== SUPPLIED INFORMATION ==

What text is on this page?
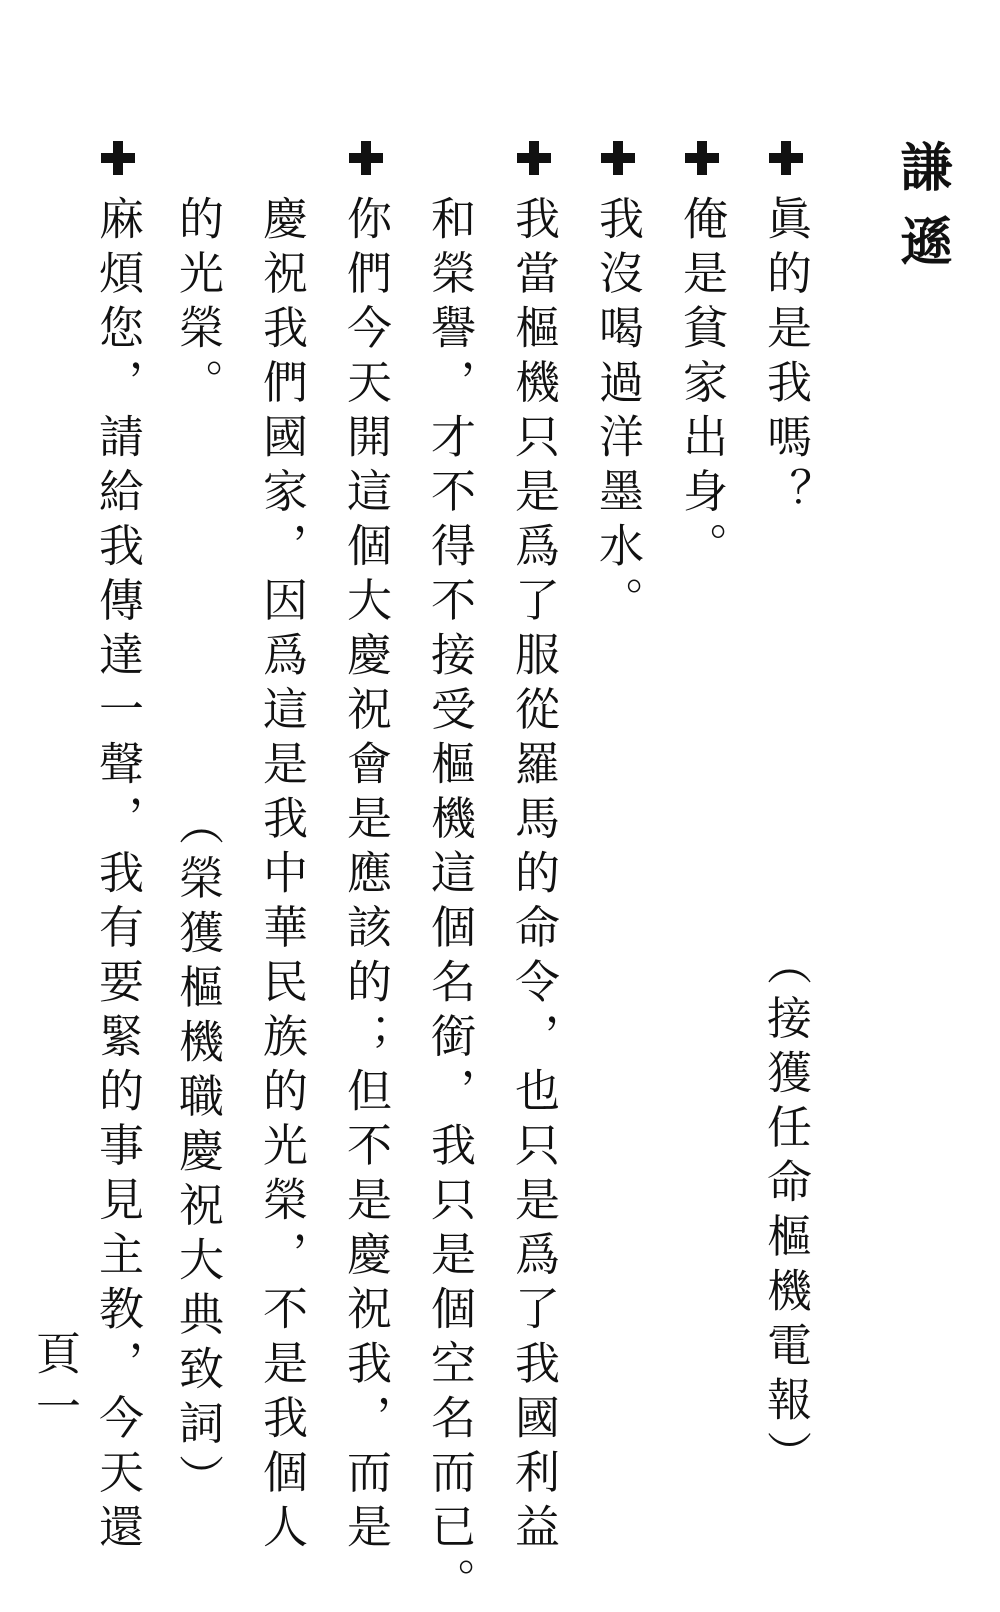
謙遜
眞的是我嗎？
（接獲任命樞機電報）
俺是貧家出身。
我沒喝過洋墨水。
我當樞機只是爲了服從羅馬的命令，也只是爲了我國利益
和榮譽，才不得不接受樞機這個名銜，我只是個空名而已。
你們今天開這個大慶祝會是應該的；但不是慶祝我，而是
慶祝我們國家，因爲這是我中華民族的光榮，不是我個人
的光榮。
（榮獲樞機職慶祝大典致詞）
麻煩您，請給我傳達一聲，我有要緊的事見主教，今天還
頁一
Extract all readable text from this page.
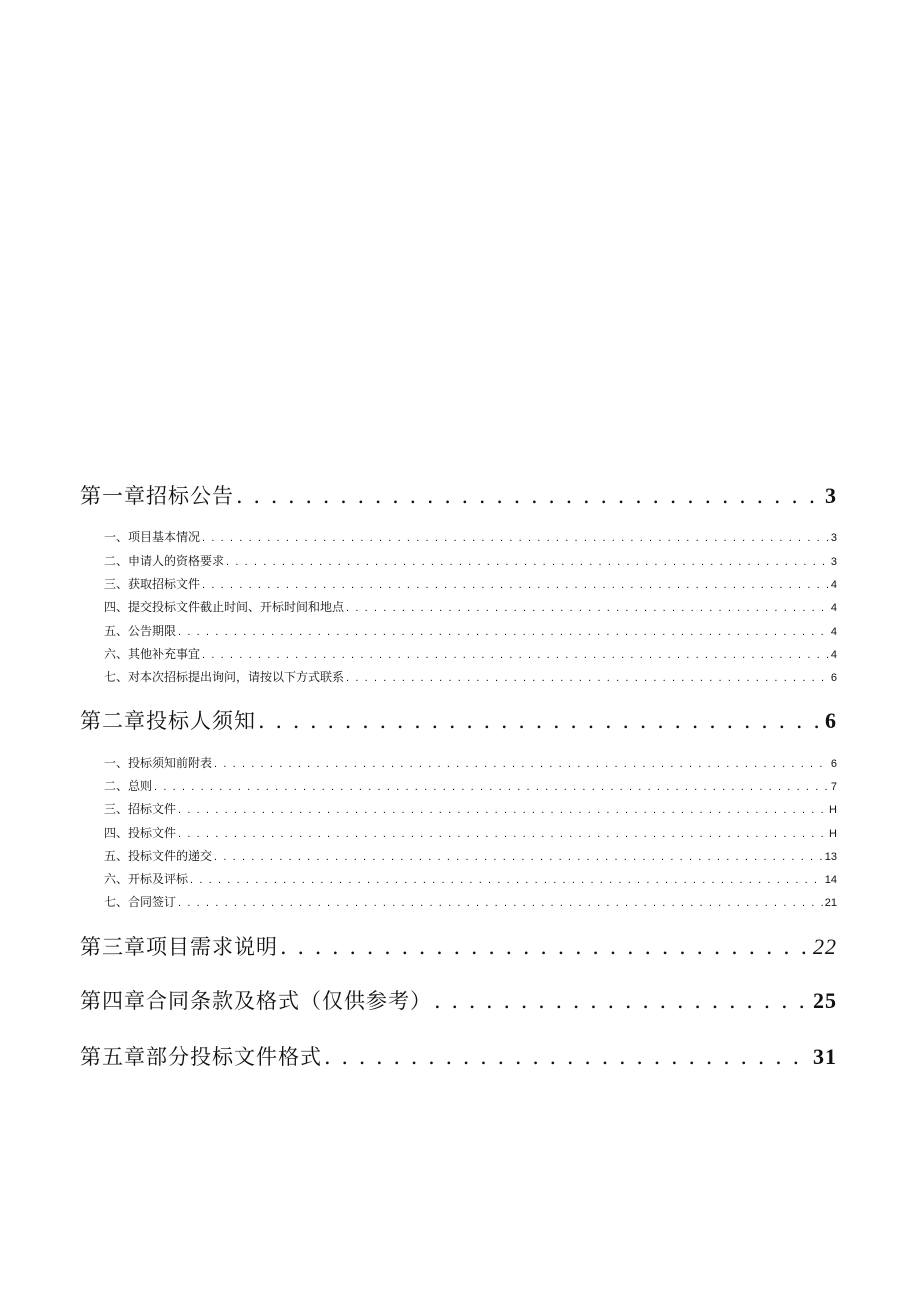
第一章招标公告 . . .	3
一、项目基本情况 . . .	3
二、申请人的资格要求 . . .	3
三、获取招标文件 . . .	4
四、提交投标文件截止时间、开标时间和地点 . . .	4
五、公告期限 . . .	4
六、其他补充事宜 . . .	4
七、对本次招标提出询问，请按以下方式联系 . . .	6
第二章投标人须知 . . .	6
一、投标须知前附表 . . .	6
二、总则 . . .	7
三、招标文件 . . .	H
四、投标文件 . . .	H
五、投标文件的递交 . . .	13
六、开标及评标 . . .	14
七、合同签订 . . .	21
第三章项目需求说明 . . .	22
第四章合同条款及格式（仅供参考） . . .	25
第五章部分投标文件格式 . . .	31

===

Without the pictures, return the entries exactly as they appear.

What text is on this page?
謙遜
眞的是我嗎？
（接獲任命樞機電報）
俺是貧家出身。
我沒喝過洋墨水。
我當樞機只是爲了服從羅馬的命令，也只是爲了我國利益
和榮譽，才不得不接受樞機這個名銜，我只是個空名而已。
你們今天開這個大慶祝會是應該的；但不是慶祝我，而是
慶祝我們國家，因爲這是我中華民族的光榮，不是我個人
的光榮。
（榮獲樞機職慶祝大典致詞）
麻煩您，請給我傳達一聲，我有要緊的事見主教，今天還
頁一
Extract all readable text from this page.
第一章招标公告 . . .	3
一、项目基本情况 . . .	3
二、申请人的资格要求 . . .	3
三、获取招标文件 . . .	4
四、提交投标文件截止时间、开标时间和地点 . . .	4
五、公告期限 . . .	4
六、其他补充事宜 . . .	4
七、对本次招标提出询问，请按以下方式联系 . . .	6
第二章投标人须知 . . .	6
一、投标须知前附表 . . .	6
二、总则 . . .	7
三、招标文件 . . .	H
四、投标文件 . . .	H
五、投标文件的递交 . . .	13
六、开标及评标 . . .	14
七、合同签订 . . .	21
第三章项目需求说明 . . .	22
第四章合同条款及格式（仅供参考） . . .	25
第五章部分投标文件格式 . . .	31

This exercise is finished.